> [Data records]:
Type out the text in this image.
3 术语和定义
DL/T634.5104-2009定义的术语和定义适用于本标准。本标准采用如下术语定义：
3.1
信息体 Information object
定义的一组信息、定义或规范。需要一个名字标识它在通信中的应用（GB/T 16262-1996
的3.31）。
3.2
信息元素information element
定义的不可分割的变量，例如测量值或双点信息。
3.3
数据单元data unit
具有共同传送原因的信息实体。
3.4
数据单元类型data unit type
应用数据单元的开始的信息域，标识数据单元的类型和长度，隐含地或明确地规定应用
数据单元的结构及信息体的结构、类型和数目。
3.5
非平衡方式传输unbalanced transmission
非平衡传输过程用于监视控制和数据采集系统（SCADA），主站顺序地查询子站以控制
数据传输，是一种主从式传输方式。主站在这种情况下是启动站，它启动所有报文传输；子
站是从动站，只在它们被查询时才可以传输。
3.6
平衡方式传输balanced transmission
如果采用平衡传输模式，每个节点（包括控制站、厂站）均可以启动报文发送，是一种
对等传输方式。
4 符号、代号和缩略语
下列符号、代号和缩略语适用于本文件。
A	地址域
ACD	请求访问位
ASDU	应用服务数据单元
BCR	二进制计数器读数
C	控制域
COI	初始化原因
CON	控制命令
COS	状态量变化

> [REQUIREMENTS]: State only the count of lines above that hold the string "transmission".

> [CORRECT RESULT]: 2